**Brief**
Every record below should be written out exactly; pictures stay out.

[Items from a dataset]
········
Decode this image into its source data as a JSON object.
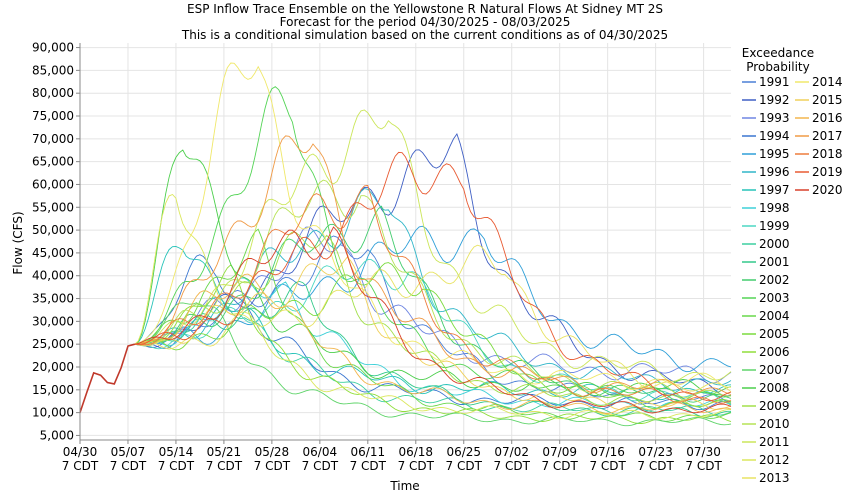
{
  "chart_data": {
    "type": "line",
    "title": "ESP Inflow Trace Ensemble on the Yellowstone R Natural Flows At Sidney MT 2S",
    "subtitle_lines": [
      "Forecast for the period 04/30/2025 - 08/03/2025",
      "This is a conditional simulation based on the current conditions as of 04/30/2025"
    ],
    "xlabel": "Time",
    "ylabel": "Flow (CFS)",
    "xlim": [
      0,
      95
    ],
    "ylim": [
      4000,
      91000
    ],
    "x_ticks": [
      {
        "day": 0,
        "line1": "04/30",
        "line2": "7 CDT"
      },
      {
        "day": 7,
        "line1": "05/07",
        "line2": "7 CDT"
      },
      {
        "day": 14,
        "line1": "05/14",
        "line2": "7 CDT"
      },
      {
        "day": 21,
        "line1": "05/21",
        "line2": "7 CDT"
      },
      {
        "day": 28,
        "line1": "05/28",
        "line2": "7 CDT"
      },
      {
        "day": 35,
        "line1": "06/04",
        "line2": "7 CDT"
      },
      {
        "day": 42,
        "line1": "06/11",
        "line2": "7 CDT"
      },
      {
        "day": 49,
        "line1": "06/18",
        "line2": "7 CDT"
      },
      {
        "day": 56,
        "line1": "06/25",
        "line2": "7 CDT"
      },
      {
        "day": 63,
        "line1": "07/02",
        "line2": "7 CDT"
      },
      {
        "day": 70,
        "line1": "07/09",
        "line2": "7 CDT"
      },
      {
        "day": 77,
        "line1": "07/16",
        "line2": "7 CDT"
      },
      {
        "day": 84,
        "line1": "07/23",
        "line2": "7 CDT"
      },
      {
        "day": 91,
        "line1": "07/30",
        "line2": "7 CDT"
      }
    ],
    "y_ticks": [
      5000,
      10000,
      15000,
      20000,
      25000,
      30000,
      35000,
      40000,
      45000,
      50000,
      55000,
      60000,
      65000,
      70000,
      75000,
      80000,
      85000,
      90000
    ],
    "y_tick_labels": [
      "5,000",
      "10,000",
      "15,000",
      "20,000",
      "25,000",
      "30,000",
      "35,000",
      "40,000",
      "45,000",
      "50,000",
      "55,000",
      "60,000",
      "65,000",
      "70,000",
      "75,000",
      "80,000",
      "85,000",
      "90,000"
    ],
    "legend": {
      "title_lines": [
        "Exceedance",
        "Probability"
      ],
      "placement": "right"
    },
    "observed": {
      "x": [
        0,
        1,
        2,
        3,
        4,
        5,
        6,
        7,
        8
      ],
      "y": [
        10000,
        14500,
        18700,
        18200,
        16600,
        16300,
        19800,
        24600,
        25000
      ]
    },
    "series": [
      {
        "name": "1991",
        "color": "#4a7fd6",
        "peak_day": 42,
        "peak": 45000,
        "end": 12500,
        "offset": 0
      },
      {
        "name": "1992",
        "color": "#3f5fc4",
        "peak_day": 55,
        "peak": 65000,
        "end": 14000,
        "offset": 1
      },
      {
        "name": "1993",
        "color": "#6f86e2",
        "peak_day": 38,
        "peak": 47000,
        "end": 18500,
        "offset": 2
      },
      {
        "name": "1994",
        "color": "#3a76d0",
        "peak_day": 20,
        "peak": 43000,
        "end": 12000,
        "offset": 3
      },
      {
        "name": "1995",
        "color": "#2f9fd8",
        "peak_day": 59,
        "peak": 49000,
        "end": 19500,
        "offset": 4
      },
      {
        "name": "1996",
        "color": "#30b6c9",
        "peak_day": 45,
        "peak": 55000,
        "end": 16000,
        "offset": 5
      },
      {
        "name": "1997",
        "color": "#26c3b8",
        "peak_day": 15,
        "peak": 51000,
        "end": 14500,
        "offset": 6
      },
      {
        "name": "1998",
        "color": "#3ed0d8",
        "peak_day": 30,
        "peak": 38000,
        "end": 11500,
        "offset": 7
      },
      {
        "name": "1999",
        "color": "#4cd7c2",
        "peak_day": 48,
        "peak": 42000,
        "end": 12800,
        "offset": 8
      },
      {
        "name": "2000",
        "color": "#3ccfa0",
        "peak_day": 24,
        "peak": 33000,
        "end": 10500,
        "offset": 9
      },
      {
        "name": "2001",
        "color": "#33c98a",
        "peak_day": 33,
        "peak": 35000,
        "end": 10000,
        "offset": 10
      },
      {
        "name": "2002",
        "color": "#42cc6e",
        "peak_day": 44,
        "peak": 52000,
        "end": 13200,
        "offset": 11
      },
      {
        "name": "2003",
        "color": "#54d456",
        "peak_day": 31,
        "peak": 75000,
        "end": 13800,
        "offset": 12
      },
      {
        "name": "2004",
        "color": "#69d84a",
        "peak_day": 26,
        "peak": 45000,
        "end": 9000,
        "offset": 13
      },
      {
        "name": "2005",
        "color": "#7bdb3e",
        "peak_day": 50,
        "peak": 40000,
        "end": 11000,
        "offset": 14
      },
      {
        "name": "2006",
        "color": "#90de3a",
        "peak_day": 22,
        "peak": 38000,
        "end": 8500,
        "offset": 15
      },
      {
        "name": "2007",
        "color": "#5fd46a",
        "peak_day": 17,
        "peak": 36000,
        "end": 8000,
        "offset": 16
      },
      {
        "name": "2008",
        "color": "#4ccf4c",
        "peak_day": 15,
        "peak": 71000,
        "end": 15500,
        "offset": 17
      },
      {
        "name": "2009",
        "color": "#a2e04a",
        "peak_day": 36,
        "peak": 47000,
        "end": 12200,
        "offset": 18
      },
      {
        "name": "2010",
        "color": "#b6e356",
        "peak_day": 41,
        "peak": 60000,
        "end": 14200,
        "offset": 19
      },
      {
        "name": "2011",
        "color": "#cbe65a",
        "peak_day": 45,
        "peak": 74000,
        "end": 17500,
        "offset": 20
      },
      {
        "name": "2012",
        "color": "#dbe75e",
        "peak_day": 14,
        "peak": 60000,
        "end": 9500,
        "offset": 21
      },
      {
        "name": "2013",
        "color": "#e8e363",
        "peak_day": 62,
        "peak": 42000,
        "end": 13000,
        "offset": 22
      },
      {
        "name": "2014",
        "color": "#f0e86a",
        "peak_day": 26,
        "peak": 86500,
        "end": 16500,
        "offset": 23
      },
      {
        "name": "2015",
        "color": "#f0d05a",
        "peak_day": 39,
        "peak": 41000,
        "end": 11300,
        "offset": 24
      },
      {
        "name": "2016",
        "color": "#f2b64e",
        "peak_day": 27,
        "peak": 40000,
        "end": 10800,
        "offset": 25
      },
      {
        "name": "2017",
        "color": "#f09a45",
        "peak_day": 34,
        "peak": 68000,
        "end": 15000,
        "offset": 26
      },
      {
        "name": "2018",
        "color": "#ee7c3c",
        "peak_day": 42,
        "peak": 58000,
        "end": 12700,
        "offset": 27
      },
      {
        "name": "2019",
        "color": "#e85a32",
        "peak_day": 56,
        "peak": 64000,
        "end": 11600,
        "offset": 28
      },
      {
        "name": "2020",
        "color": "#d8402a",
        "peak_day": 37,
        "peak": 50000,
        "end": 10400,
        "offset": 29
      }
    ]
  }
}
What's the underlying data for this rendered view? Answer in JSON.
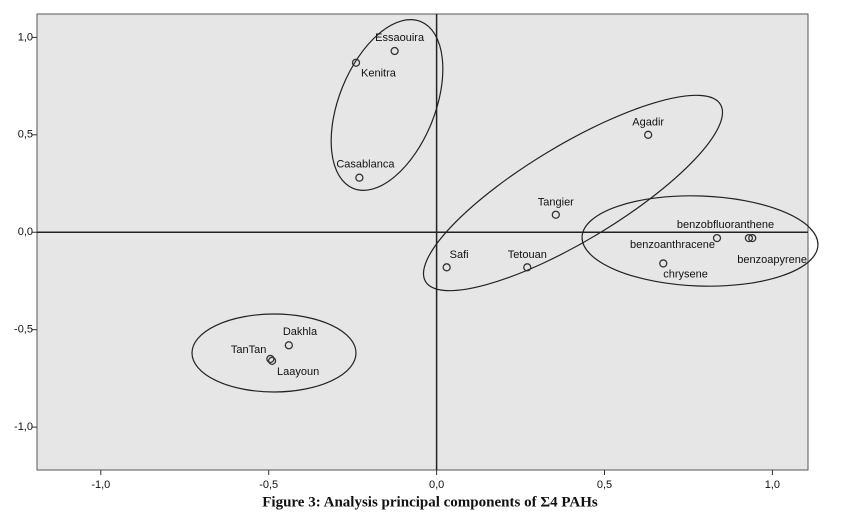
········
**Answer**
Decode this image into its source data as a JSON object.
{
  "chart_data": {
    "type": "line",
    "title": "ESP Inflow Trace Ensemble on the Yellowstone R Natural Flows At Sidney MT 2S",
    "subtitle_lines": [
      "Forecast for the period 04/30/2025 - 08/03/2025",
      "This is a conditional simulation based on the current conditions as of 04/30/2025"
    ],
    "xlabel": "Time",
    "ylabel": "Flow (CFS)",
    "xlim": [
      0,
      95
    ],
    "ylim": [
      4000,
      91000
    ],
    "x_ticks": [
      {
        "day": 0,
        "line1": "04/30",
        "line2": "7 CDT"
      },
      {
        "day": 7,
        "line1": "05/07",
        "line2": "7 CDT"
      },
      {
        "day": 14,
        "line1": "05/14",
        "line2": "7 CDT"
      },
      {
        "day": 21,
        "line1": "05/21",
        "line2": "7 CDT"
      },
      {
        "day": 28,
        "line1": "05/28",
        "line2": "7 CDT"
      },
      {
        "day": 35,
        "line1": "06/04",
        "line2": "7 CDT"
      },
      {
        "day": 42,
        "line1": "06/11",
        "line2": "7 CDT"
      },
      {
        "day": 49,
        "line1": "06/18",
        "line2": "7 CDT"
      },
      {
        "day": 56,
        "line1": "06/25",
        "line2": "7 CDT"
      },
      {
        "day": 63,
        "line1": "07/02",
        "line2": "7 CDT"
      },
      {
        "day": 70,
        "line1": "07/09",
        "line2": "7 CDT"
      },
      {
        "day": 77,
        "line1": "07/16",
        "line2": "7 CDT"
      },
      {
        "day": 84,
        "line1": "07/23",
        "line2": "7 CDT"
      },
      {
        "day": 91,
        "line1": "07/30",
        "line2": "7 CDT"
      }
    ],
    "y_ticks": [
      5000,
      10000,
      15000,
      20000,
      25000,
      30000,
      35000,
      40000,
      45000,
      50000,
      55000,
      60000,
      65000,
      70000,
      75000,
      80000,
      85000,
      90000
    ],
    "y_tick_labels": [
      "5,000",
      "10,000",
      "15,000",
      "20,000",
      "25,000",
      "30,000",
      "35,000",
      "40,000",
      "45,000",
      "50,000",
      "55,000",
      "60,000",
      "65,000",
      "70,000",
      "75,000",
      "80,000",
      "85,000",
      "90,000"
    ],
    "legend": {
      "title_lines": [
        "Exceedance",
        "Probability"
      ],
      "placement": "right"
    },
    "observed": {
      "x": [
        0,
        1,
        2,
        3,
        4,
        5,
        6,
        7,
        8
      ],
      "y": [
        10000,
        14500,
        18700,
        18200,
        16600,
        16300,
        19800,
        24600,
        25000
      ]
    },
    "series": [
      {
        "name": "1991",
        "color": "#4a7fd6",
        "peak_day": 42,
        "peak": 45000,
        "end": 12500,
        "offset": 0
      },
      {
        "name": "1992",
        "color": "#3f5fc4",
        "peak_day": 55,
        "peak": 65000,
        "end": 14000,
        "offset": 1
      },
      {
        "name": "1993",
        "color": "#6f86e2",
        "peak_day": 38,
        "peak": 47000,
        "end": 18500,
        "offset": 2
      },
      {
        "name": "1994",
        "color": "#3a76d0",
        "peak_day": 20,
        "peak": 43000,
        "end": 12000,
        "offset": 3
      },
      {
        "name": "1995",
        "color": "#2f9fd8",
        "peak_day": 59,
        "peak": 49000,
        "end": 19500,
        "offset": 4
      },
      {
        "name": "1996",
        "color": "#30b6c9",
        "peak_day": 45,
        "peak": 55000,
        "end": 16000,
        "offset": 5
      },
      {
        "name": "1997",
        "color": "#26c3b8",
        "peak_day": 15,
        "peak": 51000,
        "end": 14500,
        "offset": 6
      },
      {
        "name": "1998",
        "color": "#3ed0d8",
        "peak_day": 30,
        "peak": 38000,
        "end": 11500,
        "offset": 7
      },
      {
        "name": "1999",
        "color": "#4cd7c2",
        "peak_day": 48,
        "peak": 42000,
        "end": 12800,
        "offset": 8
      },
      {
        "name": "2000",
        "color": "#3ccfa0",
        "peak_day": 24,
        "peak": 33000,
        "end": 10500,
        "offset": 9
      },
      {
        "name": "2001",
        "color": "#33c98a",
        "peak_day": 33,
        "peak": 35000,
        "end": 10000,
        "offset": 10
      },
      {
        "name": "2002",
        "color": "#42cc6e",
        "peak_day": 44,
        "peak": 52000,
        "end": 13200,
        "offset": 11
      },
      {
        "name": "2003",
        "color": "#54d456",
        "peak_day": 31,
        "peak": 75000,
        "end": 13800,
        "offset": 12
      },
      {
        "name": "2004",
        "color": "#69d84a",
        "peak_day": 26,
        "peak": 45000,
        "end": 9000,
        "offset": 13
      },
      {
        "name": "2005",
        "color": "#7bdb3e",
        "peak_day": 50,
        "peak": 40000,
        "end": 11000,
        "offset": 14
      },
      {
        "name": "2006",
        "color": "#90de3a",
        "peak_day": 22,
        "peak": 38000,
        "end": 8500,
        "offset": 15
      },
      {
        "name": "2007",
        "color": "#5fd46a",
        "peak_day": 17,
        "peak": 36000,
        "end": 8000,
        "offset": 16
      },
      {
        "name": "2008",
        "color": "#4ccf4c",
        "peak_day": 15,
        "peak": 71000,
        "end": 15500,
        "offset": 17
      },
      {
        "name": "2009",
        "color": "#a2e04a",
        "peak_day": 36,
        "peak": 47000,
        "end": 12200,
        "offset": 18
      },
      {
        "name": "2010",
        "color": "#b6e356",
        "peak_day": 41,
        "peak": 60000,
        "end": 14200,
        "offset": 19
      },
      {
        "name": "2011",
        "color": "#cbe65a",
        "peak_day": 45,
        "peak": 74000,
        "end": 17500,
        "offset": 20
      },
      {
        "name": "2012",
        "color": "#dbe75e",
        "peak_day": 14,
        "peak": 60000,
        "end": 9500,
        "offset": 21
      },
      {
        "name": "2013",
        "color": "#e8e363",
        "peak_day": 62,
        "peak": 42000,
        "end": 13000,
        "offset": 22
      },
      {
        "name": "2014",
        "color": "#f0e86a",
        "peak_day": 26,
        "peak": 86500,
        "end": 16500,
        "offset": 23
      },
      {
        "name": "2015",
        "color": "#f0d05a",
        "peak_day": 39,
        "peak": 41000,
        "end": 11300,
        "offset": 24
      },
      {
        "name": "2016",
        "color": "#f2b64e",
        "peak_day": 27,
        "peak": 40000,
        "end": 10800,
        "offset": 25
      },
      {
        "name": "2017",
        "color": "#f09a45",
        "peak_day": 34,
        "peak": 68000,
        "end": 15000,
        "offset": 26
      },
      {
        "name": "2018",
        "color": "#ee7c3c",
        "peak_day": 42,
        "peak": 58000,
        "end": 12700,
        "offset": 27
      },
      {
        "name": "2019",
        "color": "#e85a32",
        "peak_day": 56,
        "peak": 64000,
        "end": 11600,
        "offset": 28
      },
      {
        "name": "2020",
        "color": "#d8402a",
        "peak_day": 37,
        "peak": 50000,
        "end": 10400,
        "offset": 29
      }
    ]
  }
}
What's the underlying data for this rendered view? Answer in JSON.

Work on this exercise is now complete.